● What this task involves:
Your task is to copy the listing exactly, with the pictures left out.

● Items listed in a dataset:
_ _ _ _ _ _ _

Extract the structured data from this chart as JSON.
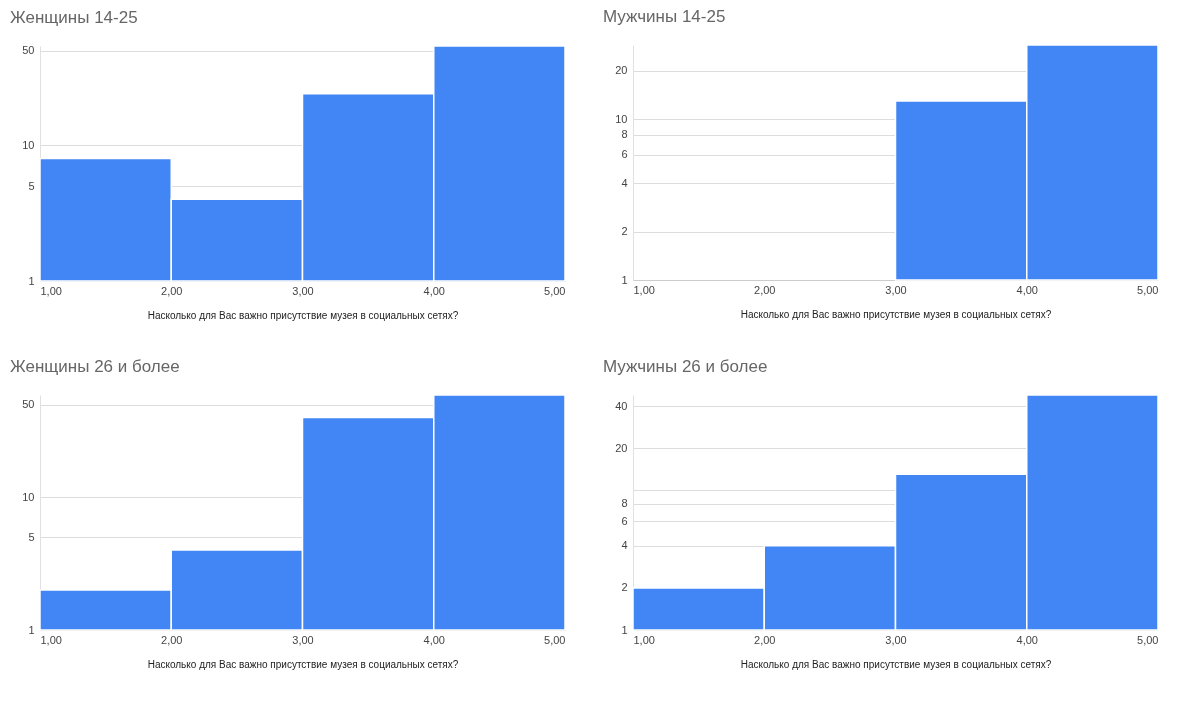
{
  "chart_data": [
    {
      "type": "histogram",
      "title": "Женщины 14-25",
      "xlabel": "Насколько для Вас важно присутствие музея в социальных сетях?",
      "bins": [
        1,
        2,
        3,
        4,
        5
      ],
      "values": [
        8,
        4,
        24,
        54
      ],
      "color": "#4285f4",
      "ylim": [
        1,
        54
      ],
      "xlim": [
        1,
        5
      ],
      "xticks": [
        {
          "value": 1,
          "label": "1,00"
        },
        {
          "value": 2,
          "label": "2,00"
        },
        {
          "value": 3,
          "label": "3,00"
        },
        {
          "value": 4,
          "label": "4,00"
        },
        {
          "value": 5,
          "label": "5,00"
        }
      ],
      "yticks": [
        1,
        5,
        10,
        50
      ],
      "log": true,
      "grid": "y"
    },
    {
      "type": "histogram",
      "title": "Мужчины 14-25",
      "xlabel": "Насколько для Вас важно присутствие музея в социальных сетях?",
      "bins": [
        1,
        2,
        3,
        4,
        5
      ],
      "values": [
        null,
        null,
        13,
        29
      ],
      "color": "#4285f4",
      "ylim": [
        1,
        29
      ],
      "xlim": [
        1,
        5
      ],
      "xticks": [
        {
          "value": 1,
          "label": "1,00"
        },
        {
          "value": 2,
          "label": "2,00"
        },
        {
          "value": 3,
          "label": "3,00"
        },
        {
          "value": 4,
          "label": "4,00"
        },
        {
          "value": 5,
          "label": "5,00"
        }
      ],
      "yticks": [
        1,
        2,
        4,
        6,
        8,
        10,
        20
      ],
      "log": true,
      "grid": "y"
    },
    {
      "type": "histogram",
      "title": "Женщины 26 и более",
      "xlabel": "Насколько для Вас важно присутствие музея в социальных сетях?",
      "bins": [
        1,
        2,
        3,
        4,
        5
      ],
      "values": [
        2,
        4,
        40,
        59
      ],
      "color": "#4285f4",
      "ylim": [
        1,
        59
      ],
      "xlim": [
        1,
        5
      ],
      "xticks": [
        {
          "value": 1,
          "label": "1,00"
        },
        {
          "value": 2,
          "label": "2,00"
        },
        {
          "value": 3,
          "label": "3,00"
        },
        {
          "value": 4,
          "label": "4,00"
        },
        {
          "value": 5,
          "label": "5,00"
        }
      ],
      "yticks": [
        1,
        5,
        10,
        50
      ],
      "log": true,
      "grid": "y"
    },
    {
      "type": "histogram",
      "title": "Мужчины 26 и более",
      "xlabel": "Насколько для Вас важно присутствие музея в социальных сетях?",
      "bins": [
        1,
        2,
        3,
        4,
        5
      ],
      "values": [
        2,
        4,
        13,
        48
      ],
      "color": "#4285f4",
      "ylim": [
        1,
        48
      ],
      "xlim": [
        1,
        5
      ],
      "xticks": [
        {
          "value": 1,
          "label": "1,00"
        },
        {
          "value": 2,
          "label": "2,00"
        },
        {
          "value": 3,
          "label": "3,00"
        },
        {
          "value": 4,
          "label": "4,00"
        },
        {
          "value": 5,
          "label": "5,00"
        }
      ],
      "yticks": [
        1,
        2,
        4,
        6,
        8,
        {
          "value": 10,
          "label": null
        },
        20,
        40
      ],
      "log": true,
      "grid": "y"
    }
  ]
}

_ _ _ _ _ _ _

● Response below:
Extract the structured data from this chart as JSON.
{
  "chart_data": [
    {
      "type": "histogram",
      "title": "Женщины 14-25",
      "xlabel": "Насколько для Вас важно присутствие музея в социальных сетях?",
      "bins": [
        1,
        2,
        3,
        4,
        5
      ],
      "values": [
        8,
        4,
        24,
        54
      ],
      "color": "#4285f4",
      "ylim": [
        1,
        54
      ],
      "xlim": [
        1,
        5
      ],
      "xticks": [
        {
          "value": 1,
          "label": "1,00"
        },
        {
          "value": 2,
          "label": "2,00"
        },
        {
          "value": 3,
          "label": "3,00"
        },
        {
          "value": 4,
          "label": "4,00"
        },
        {
          "value": 5,
          "label": "5,00"
        }
      ],
      "yticks": [
        1,
        5,
        10,
        50
      ],
      "log": true,
      "grid": "y"
    },
    {
      "type": "histogram",
      "title": "Мужчины 14-25",
      "xlabel": "Насколько для Вас важно присутствие музея в социальных сетях?",
      "bins": [
        1,
        2,
        3,
        4,
        5
      ],
      "values": [
        null,
        null,
        13,
        29
      ],
      "color": "#4285f4",
      "ylim": [
        1,
        29
      ],
      "xlim": [
        1,
        5
      ],
      "xticks": [
        {
          "value": 1,
          "label": "1,00"
        },
        {
          "value": 2,
          "label": "2,00"
        },
        {
          "value": 3,
          "label": "3,00"
        },
        {
          "value": 4,
          "label": "4,00"
        },
        {
          "value": 5,
          "label": "5,00"
        }
      ],
      "yticks": [
        1,
        2,
        4,
        6,
        8,
        10,
        20
      ],
      "log": true,
      "grid": "y"
    },
    {
      "type": "histogram",
      "title": "Женщины 26 и более",
      "xlabel": "Насколько для Вас важно присутствие музея в социальных сетях?",
      "bins": [
        1,
        2,
        3,
        4,
        5
      ],
      "values": [
        2,
        4,
        40,
        59
      ],
      "color": "#4285f4",
      "ylim": [
        1,
        59
      ],
      "xlim": [
        1,
        5
      ],
      "xticks": [
        {
          "value": 1,
          "label": "1,00"
        },
        {
          "value": 2,
          "label": "2,00"
        },
        {
          "value": 3,
          "label": "3,00"
        },
        {
          "value": 4,
          "label": "4,00"
        },
        {
          "value": 5,
          "label": "5,00"
        }
      ],
      "yticks": [
        1,
        5,
        10,
        50
      ],
      "log": true,
      "grid": "y"
    },
    {
      "type": "histogram",
      "title": "Мужчины 26 и более",
      "xlabel": "Насколько для Вас важно присутствие музея в социальных сетях?",
      "bins": [
        1,
        2,
        3,
        4,
        5
      ],
      "values": [
        2,
        4,
        13,
        48
      ],
      "color": "#4285f4",
      "ylim": [
        1,
        48
      ],
      "xlim": [
        1,
        5
      ],
      "xticks": [
        {
          "value": 1,
          "label": "1,00"
        },
        {
          "value": 2,
          "label": "2,00"
        },
        {
          "value": 3,
          "label": "3,00"
        },
        {
          "value": 4,
          "label": "4,00"
        },
        {
          "value": 5,
          "label": "5,00"
        }
      ],
      "yticks": [
        1,
        2,
        4,
        6,
        8,
        {
          "value": 10,
          "label": null
        },
        20,
        40
      ],
      "log": true,
      "grid": "y"
    }
  ]
}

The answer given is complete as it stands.